--- START PASSAGE TO READ ---
The result of these aggregate functions is never NULL
unless all values in the group are NULL
(COUNT
yields 0 in this case, but the others yield NULL
).
9. Combining results
You can combine the results of two queries using the UNION
operator. Following lists the names of all students who
have earned an A in a CSCI course or who
have taken a course from Burch.
SELECT name
FROM students JOIN grades ON students.id = grades.id
WHERE grade = 'A' AND num LIKE 'CSCI%'
UNION
SELECT name
FROM students JOIN grades ON students.id = grades.id
WHERE num IN (SELECT num
FROM sections JOIN students ON instructor_id = id
WHERE name = 'Burch')
If you use UNION ALL
, then the DBMS will not attempt
to remove duplicates.
You can use INTERSECT
to find the intersection of
two sets. This lists the names of all students have have both
earned an A in a CSCI course and have taken a course
from Burch.
--- END PASSAGE TO READ ---
REQUIRED TASKS
- 1) In the SQL passage, what does the DBMS do differently when UNION ALL is used?
- 2) Print the SQL passage from "9. Combining results" to "course from Burch.".
- 3) Please carry on with the SQL passage, picking up after its last sentence.
--- START MATERIAL SUPPLIED ---
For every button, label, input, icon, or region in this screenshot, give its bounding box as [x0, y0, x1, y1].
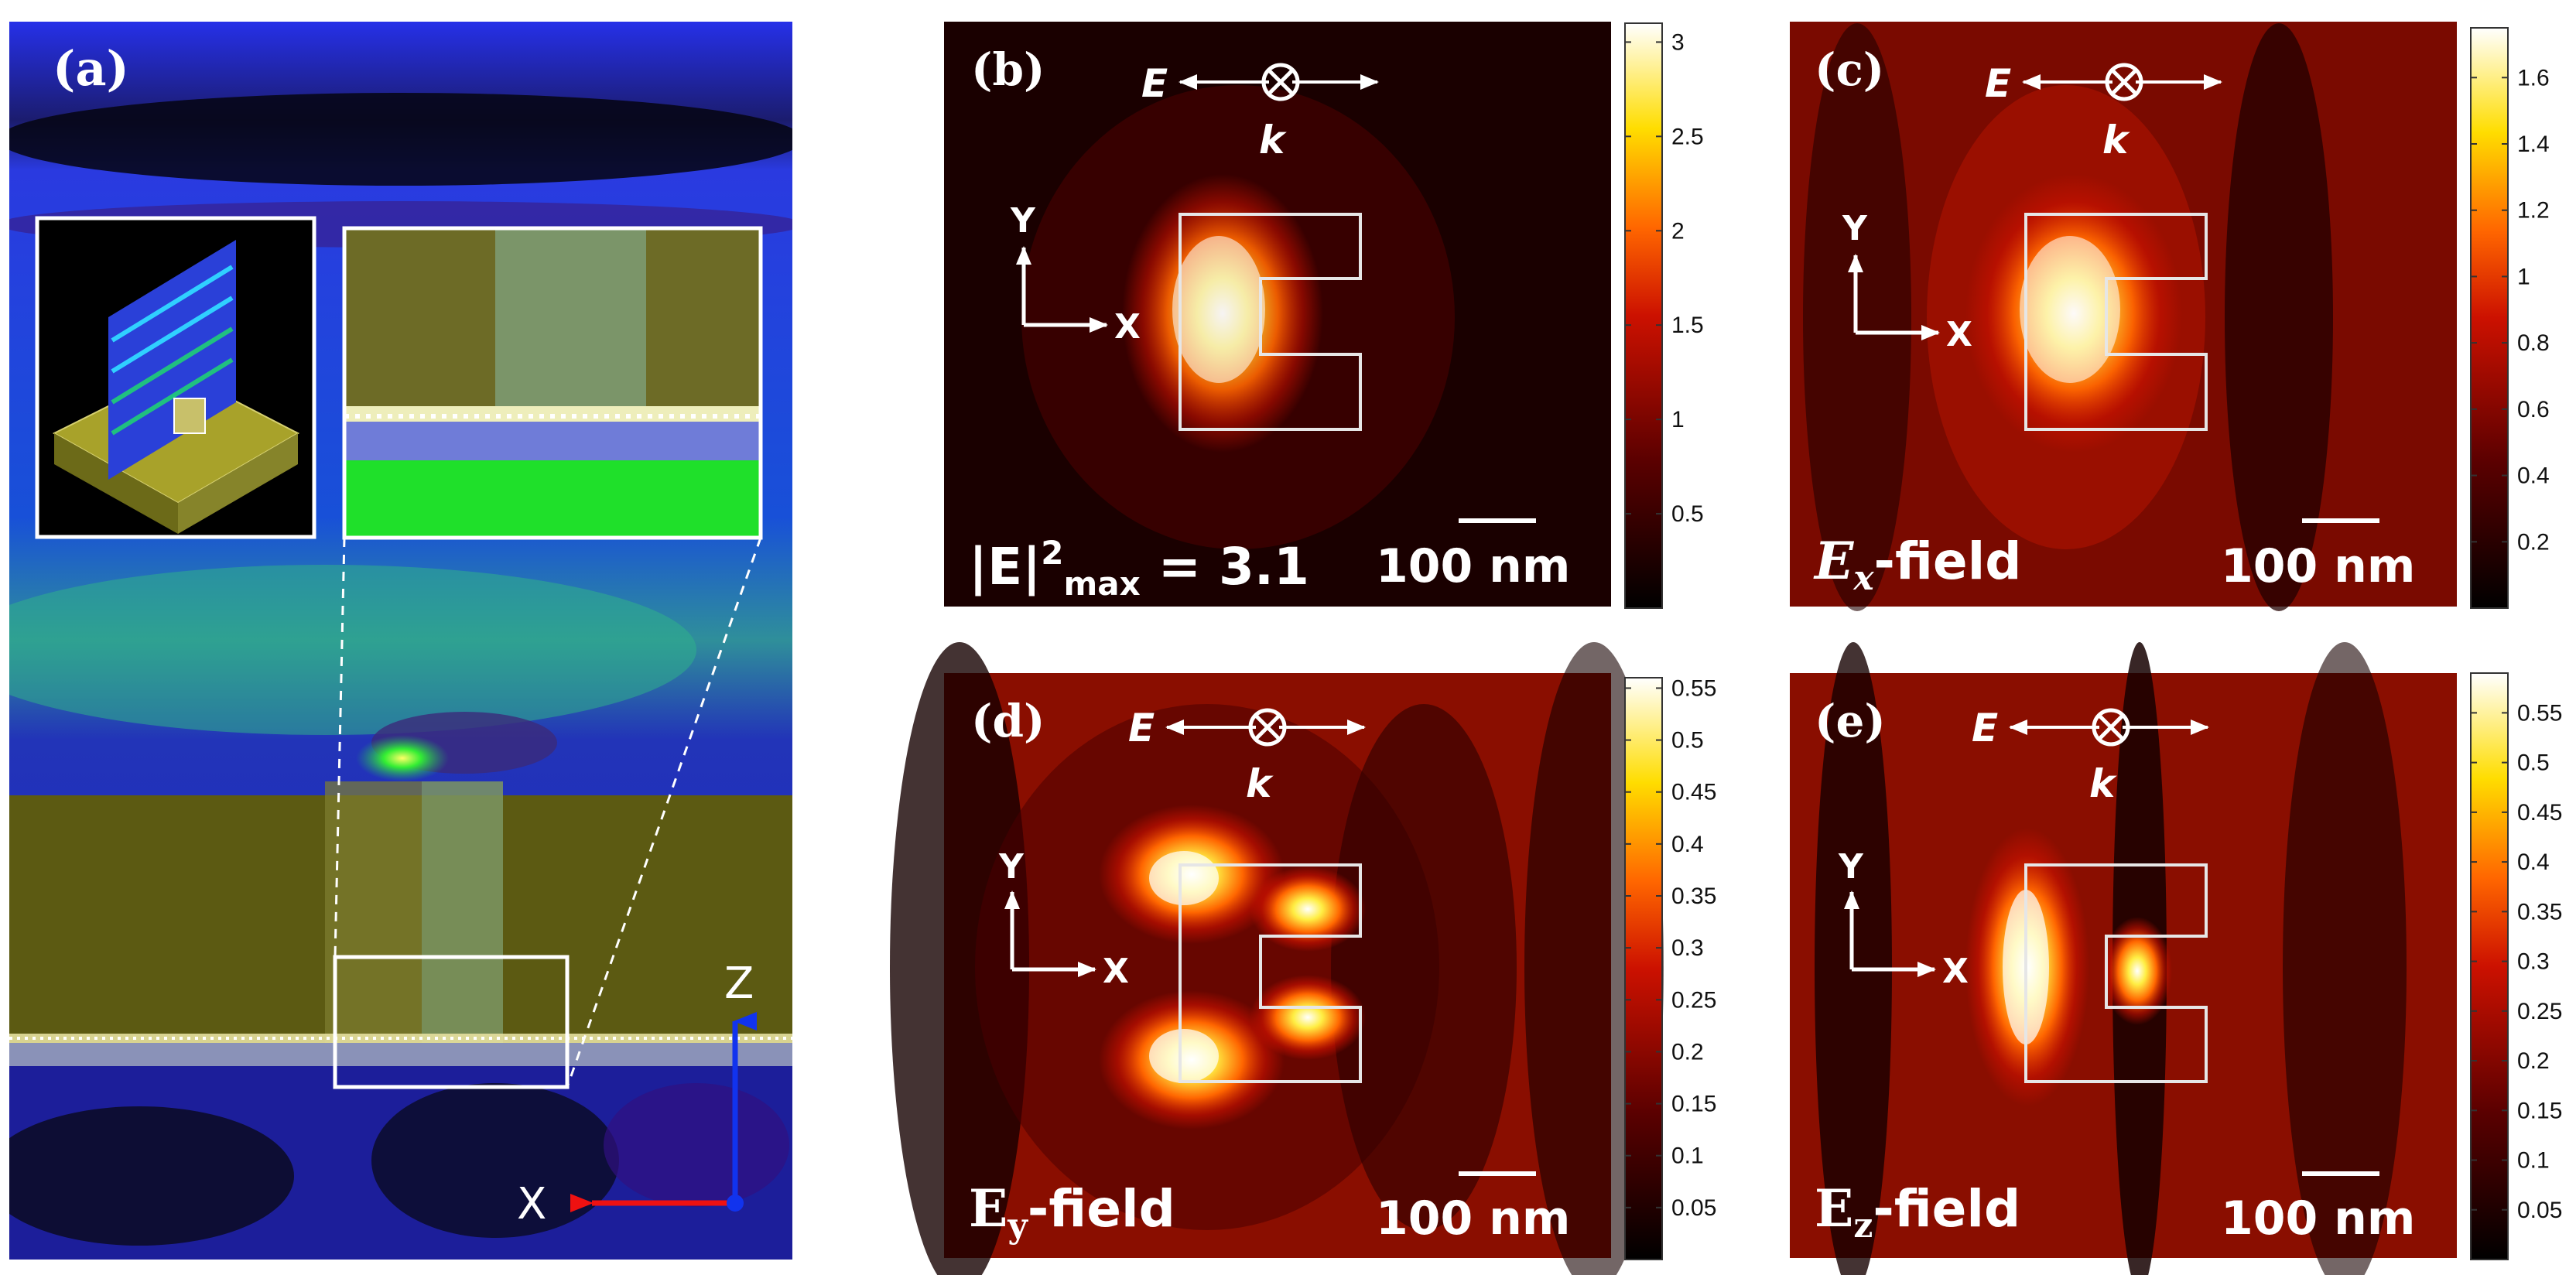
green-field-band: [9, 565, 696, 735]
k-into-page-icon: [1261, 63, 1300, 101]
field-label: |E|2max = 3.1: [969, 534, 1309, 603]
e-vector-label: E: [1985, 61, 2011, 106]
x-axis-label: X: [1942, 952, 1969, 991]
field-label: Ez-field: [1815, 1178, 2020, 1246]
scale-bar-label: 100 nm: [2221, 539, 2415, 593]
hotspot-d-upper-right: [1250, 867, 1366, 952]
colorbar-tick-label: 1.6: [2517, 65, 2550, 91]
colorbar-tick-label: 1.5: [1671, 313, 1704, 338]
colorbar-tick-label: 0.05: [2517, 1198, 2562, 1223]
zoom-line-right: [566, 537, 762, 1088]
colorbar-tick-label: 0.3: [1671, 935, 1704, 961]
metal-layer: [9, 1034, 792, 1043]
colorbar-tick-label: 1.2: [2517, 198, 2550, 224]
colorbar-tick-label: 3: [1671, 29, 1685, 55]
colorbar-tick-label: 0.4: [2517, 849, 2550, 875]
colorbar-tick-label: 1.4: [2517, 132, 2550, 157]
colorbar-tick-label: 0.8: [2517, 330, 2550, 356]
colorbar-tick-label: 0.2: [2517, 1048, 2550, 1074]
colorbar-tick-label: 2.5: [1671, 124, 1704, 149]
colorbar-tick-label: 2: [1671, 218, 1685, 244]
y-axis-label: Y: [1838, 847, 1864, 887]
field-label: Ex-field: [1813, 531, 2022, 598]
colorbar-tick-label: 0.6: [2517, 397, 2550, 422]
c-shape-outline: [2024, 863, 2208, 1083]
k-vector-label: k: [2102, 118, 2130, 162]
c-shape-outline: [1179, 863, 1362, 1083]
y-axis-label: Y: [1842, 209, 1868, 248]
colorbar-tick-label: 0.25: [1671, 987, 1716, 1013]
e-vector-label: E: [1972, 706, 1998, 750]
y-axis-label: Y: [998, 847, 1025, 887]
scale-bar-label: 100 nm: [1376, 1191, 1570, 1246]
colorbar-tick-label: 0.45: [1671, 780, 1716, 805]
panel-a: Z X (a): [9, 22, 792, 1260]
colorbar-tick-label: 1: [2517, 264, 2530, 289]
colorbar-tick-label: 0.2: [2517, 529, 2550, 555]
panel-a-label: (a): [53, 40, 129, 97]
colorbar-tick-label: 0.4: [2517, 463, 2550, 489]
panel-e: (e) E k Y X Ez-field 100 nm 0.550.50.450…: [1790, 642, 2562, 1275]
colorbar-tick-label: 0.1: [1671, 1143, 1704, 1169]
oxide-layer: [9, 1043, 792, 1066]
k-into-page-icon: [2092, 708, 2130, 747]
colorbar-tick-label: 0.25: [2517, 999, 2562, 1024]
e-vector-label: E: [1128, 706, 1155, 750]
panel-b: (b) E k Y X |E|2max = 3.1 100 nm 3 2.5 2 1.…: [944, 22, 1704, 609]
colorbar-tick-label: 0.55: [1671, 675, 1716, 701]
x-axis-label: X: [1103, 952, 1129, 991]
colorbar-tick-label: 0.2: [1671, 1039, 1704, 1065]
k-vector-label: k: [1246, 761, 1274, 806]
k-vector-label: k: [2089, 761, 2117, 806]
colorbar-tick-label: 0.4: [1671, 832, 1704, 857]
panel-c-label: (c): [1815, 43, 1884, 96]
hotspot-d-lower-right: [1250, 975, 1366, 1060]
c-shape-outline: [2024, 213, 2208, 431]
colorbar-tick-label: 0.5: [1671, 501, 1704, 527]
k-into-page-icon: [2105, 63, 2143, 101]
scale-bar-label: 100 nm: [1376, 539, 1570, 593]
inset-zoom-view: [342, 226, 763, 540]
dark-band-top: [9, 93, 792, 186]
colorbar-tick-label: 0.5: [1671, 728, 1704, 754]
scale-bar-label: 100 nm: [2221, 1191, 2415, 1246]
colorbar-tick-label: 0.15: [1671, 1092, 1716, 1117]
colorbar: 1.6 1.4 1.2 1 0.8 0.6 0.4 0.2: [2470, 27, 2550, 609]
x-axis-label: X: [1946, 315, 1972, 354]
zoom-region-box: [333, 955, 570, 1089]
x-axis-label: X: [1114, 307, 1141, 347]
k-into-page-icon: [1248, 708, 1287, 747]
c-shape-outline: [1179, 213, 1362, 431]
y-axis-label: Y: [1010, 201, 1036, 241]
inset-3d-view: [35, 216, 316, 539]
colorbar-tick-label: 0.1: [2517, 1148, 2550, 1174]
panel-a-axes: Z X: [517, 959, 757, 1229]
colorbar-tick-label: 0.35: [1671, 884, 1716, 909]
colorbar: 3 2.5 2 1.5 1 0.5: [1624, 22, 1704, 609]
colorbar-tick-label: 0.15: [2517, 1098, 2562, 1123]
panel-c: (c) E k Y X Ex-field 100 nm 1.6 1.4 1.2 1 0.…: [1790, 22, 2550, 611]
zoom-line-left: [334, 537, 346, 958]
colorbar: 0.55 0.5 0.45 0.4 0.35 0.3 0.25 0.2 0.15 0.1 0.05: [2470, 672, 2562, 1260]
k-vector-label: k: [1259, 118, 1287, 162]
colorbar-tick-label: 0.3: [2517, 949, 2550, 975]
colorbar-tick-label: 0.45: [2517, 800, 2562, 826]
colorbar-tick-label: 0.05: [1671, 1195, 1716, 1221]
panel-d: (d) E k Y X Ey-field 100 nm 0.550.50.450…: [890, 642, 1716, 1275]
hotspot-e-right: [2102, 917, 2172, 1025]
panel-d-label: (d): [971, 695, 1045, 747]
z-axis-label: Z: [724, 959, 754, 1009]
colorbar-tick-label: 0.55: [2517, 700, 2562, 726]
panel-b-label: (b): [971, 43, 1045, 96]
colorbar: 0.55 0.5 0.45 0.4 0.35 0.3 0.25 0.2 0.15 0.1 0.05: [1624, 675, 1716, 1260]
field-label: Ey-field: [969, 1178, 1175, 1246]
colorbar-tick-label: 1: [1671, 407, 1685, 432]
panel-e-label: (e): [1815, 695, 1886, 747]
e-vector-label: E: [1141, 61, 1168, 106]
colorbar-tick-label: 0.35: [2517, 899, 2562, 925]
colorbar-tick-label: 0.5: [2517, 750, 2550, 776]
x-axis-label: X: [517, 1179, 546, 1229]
--- END MATERIAL SUPPLIED ---
RESULTS BY TASK
- 1) It does not attempt to remove duplicates.

- 2)
9. Combining results
You can combine the results of two queries using the UNION
operator. Following lists the names of all students who
have earned an A in a CSCI course or who
have taken a course from Burch.

- 3)
SELECT name
FROM students JOIN grades ON students.id = grades.id
WHERE grade = 'A' AND num LIKE 'CSCI%'
INTERSECT
SELECT name
FROM students JOIN grades ON students.id = grades.id
WHERE num IN (SELECT num
FROM sections JOIN students ON instructor_id = id
WHERE name = 'Burch')
And finally you can use EXCEPT
to list those that
appear in one set but not another. Following lists all students
who received in an A in a CSCI course, but who have not
taken a course from Burch.
SELECT name
FROM students JOIN grades ON students.id = grades.id
WHERE grade = 'A' AND num LIKE 'CSCI%'
EXCEPT
SELECT name
FROM students JOIN grades ON students.id = grades.id
WHERE num IN (SELECT num
FROM sections JOIN students ON instructor_id = id
WHERE name = 'Burch')